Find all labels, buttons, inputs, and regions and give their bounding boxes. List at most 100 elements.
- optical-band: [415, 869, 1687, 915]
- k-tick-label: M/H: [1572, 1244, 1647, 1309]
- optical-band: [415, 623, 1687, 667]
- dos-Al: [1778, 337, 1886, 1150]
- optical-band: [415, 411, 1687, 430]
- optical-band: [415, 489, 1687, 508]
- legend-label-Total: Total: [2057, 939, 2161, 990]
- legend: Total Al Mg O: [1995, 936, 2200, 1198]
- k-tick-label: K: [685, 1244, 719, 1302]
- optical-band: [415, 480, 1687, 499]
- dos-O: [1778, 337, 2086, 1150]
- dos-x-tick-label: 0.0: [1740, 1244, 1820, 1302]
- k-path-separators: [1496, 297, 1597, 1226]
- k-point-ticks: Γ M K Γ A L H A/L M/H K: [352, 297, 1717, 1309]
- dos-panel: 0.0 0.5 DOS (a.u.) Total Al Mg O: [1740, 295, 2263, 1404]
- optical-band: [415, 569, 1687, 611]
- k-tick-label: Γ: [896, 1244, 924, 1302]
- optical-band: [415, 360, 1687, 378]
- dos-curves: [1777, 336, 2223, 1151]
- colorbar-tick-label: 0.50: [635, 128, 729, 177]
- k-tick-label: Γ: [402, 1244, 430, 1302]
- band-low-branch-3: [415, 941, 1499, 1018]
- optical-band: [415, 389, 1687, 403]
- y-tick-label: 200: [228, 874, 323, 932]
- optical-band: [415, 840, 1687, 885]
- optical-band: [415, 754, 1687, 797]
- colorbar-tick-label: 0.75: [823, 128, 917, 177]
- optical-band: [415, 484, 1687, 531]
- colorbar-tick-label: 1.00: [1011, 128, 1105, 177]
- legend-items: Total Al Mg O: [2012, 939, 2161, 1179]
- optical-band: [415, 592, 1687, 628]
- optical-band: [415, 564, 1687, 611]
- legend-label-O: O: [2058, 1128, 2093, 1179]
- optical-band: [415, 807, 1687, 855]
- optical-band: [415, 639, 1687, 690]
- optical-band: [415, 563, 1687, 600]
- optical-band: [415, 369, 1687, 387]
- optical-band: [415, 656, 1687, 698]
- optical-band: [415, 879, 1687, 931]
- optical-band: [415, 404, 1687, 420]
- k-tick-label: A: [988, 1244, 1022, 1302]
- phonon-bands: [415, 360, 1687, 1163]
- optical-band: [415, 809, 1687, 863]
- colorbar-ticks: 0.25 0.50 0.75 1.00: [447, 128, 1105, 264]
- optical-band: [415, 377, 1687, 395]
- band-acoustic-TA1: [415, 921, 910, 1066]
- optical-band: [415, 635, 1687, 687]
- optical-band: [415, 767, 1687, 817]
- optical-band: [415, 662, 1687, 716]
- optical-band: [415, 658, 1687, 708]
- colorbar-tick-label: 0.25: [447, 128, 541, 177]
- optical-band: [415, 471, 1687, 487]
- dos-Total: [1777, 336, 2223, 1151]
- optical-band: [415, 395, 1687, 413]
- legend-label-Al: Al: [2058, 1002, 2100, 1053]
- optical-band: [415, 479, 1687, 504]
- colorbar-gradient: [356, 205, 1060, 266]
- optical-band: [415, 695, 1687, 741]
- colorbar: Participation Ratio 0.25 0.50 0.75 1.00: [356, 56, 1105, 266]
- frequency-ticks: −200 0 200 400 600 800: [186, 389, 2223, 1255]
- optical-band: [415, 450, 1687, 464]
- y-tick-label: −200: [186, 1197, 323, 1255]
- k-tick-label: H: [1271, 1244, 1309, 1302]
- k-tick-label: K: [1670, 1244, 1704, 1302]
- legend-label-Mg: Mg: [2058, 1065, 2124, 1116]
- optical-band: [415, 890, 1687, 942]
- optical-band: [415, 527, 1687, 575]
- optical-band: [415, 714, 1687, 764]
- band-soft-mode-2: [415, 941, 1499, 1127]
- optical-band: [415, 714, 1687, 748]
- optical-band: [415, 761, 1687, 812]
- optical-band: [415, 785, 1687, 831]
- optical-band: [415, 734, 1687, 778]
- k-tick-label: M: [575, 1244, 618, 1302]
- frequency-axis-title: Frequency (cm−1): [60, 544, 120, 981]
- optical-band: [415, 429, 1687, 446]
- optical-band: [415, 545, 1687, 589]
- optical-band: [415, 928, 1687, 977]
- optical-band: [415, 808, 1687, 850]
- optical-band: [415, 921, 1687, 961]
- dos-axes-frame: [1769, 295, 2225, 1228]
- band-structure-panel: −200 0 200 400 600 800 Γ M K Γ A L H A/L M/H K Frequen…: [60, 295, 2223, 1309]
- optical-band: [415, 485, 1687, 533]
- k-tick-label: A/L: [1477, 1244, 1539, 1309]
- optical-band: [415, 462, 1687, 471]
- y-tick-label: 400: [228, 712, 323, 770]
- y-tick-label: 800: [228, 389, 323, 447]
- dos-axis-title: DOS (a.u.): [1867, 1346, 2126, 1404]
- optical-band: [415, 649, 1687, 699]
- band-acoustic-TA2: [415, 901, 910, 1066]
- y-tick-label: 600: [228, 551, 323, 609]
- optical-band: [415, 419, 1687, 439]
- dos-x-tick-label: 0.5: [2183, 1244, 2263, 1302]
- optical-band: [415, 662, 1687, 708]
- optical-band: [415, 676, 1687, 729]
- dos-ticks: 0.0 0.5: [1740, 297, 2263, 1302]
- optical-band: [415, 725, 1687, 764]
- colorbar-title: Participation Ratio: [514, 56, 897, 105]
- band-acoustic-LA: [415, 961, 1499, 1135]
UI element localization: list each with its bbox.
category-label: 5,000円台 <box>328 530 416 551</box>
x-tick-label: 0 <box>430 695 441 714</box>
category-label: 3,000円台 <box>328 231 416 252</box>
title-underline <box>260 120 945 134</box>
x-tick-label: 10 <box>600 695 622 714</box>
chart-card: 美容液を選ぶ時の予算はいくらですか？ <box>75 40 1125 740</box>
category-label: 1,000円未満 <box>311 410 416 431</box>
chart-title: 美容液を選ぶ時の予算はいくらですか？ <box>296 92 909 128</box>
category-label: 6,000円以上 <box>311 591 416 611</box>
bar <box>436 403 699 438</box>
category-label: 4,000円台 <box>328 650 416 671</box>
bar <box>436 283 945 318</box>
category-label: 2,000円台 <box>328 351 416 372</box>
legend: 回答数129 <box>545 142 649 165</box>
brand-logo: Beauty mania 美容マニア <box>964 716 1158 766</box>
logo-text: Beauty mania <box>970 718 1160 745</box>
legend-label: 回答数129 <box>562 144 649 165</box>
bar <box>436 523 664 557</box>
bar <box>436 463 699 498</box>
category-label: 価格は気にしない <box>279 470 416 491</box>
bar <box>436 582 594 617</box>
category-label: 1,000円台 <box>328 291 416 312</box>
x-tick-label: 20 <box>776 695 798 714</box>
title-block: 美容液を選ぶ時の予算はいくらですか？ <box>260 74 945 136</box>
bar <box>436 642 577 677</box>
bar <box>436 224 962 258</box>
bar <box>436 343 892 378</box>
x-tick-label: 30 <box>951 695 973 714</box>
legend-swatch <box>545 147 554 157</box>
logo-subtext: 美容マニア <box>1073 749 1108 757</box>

-*-*-

▸ **DIRECTIONS**: Gather and copy every line above that contains the string "Total", treating uppercase and lowercase letters as different.

▸ **WRITTEN ANSWER**:
- legend-label-Total: Total: [2057, 939, 2161, 990]
- legend: Total Al Mg O: [1995, 936, 2200, 1198]
- dos-panel: 0.0 0.5 DOS (a.u.) Total Al Mg O: [1740, 295, 2263, 1404]
- legend-items: Total Al Mg O: [2012, 939, 2161, 1179]
- dos-Total: [1777, 336, 2223, 1151]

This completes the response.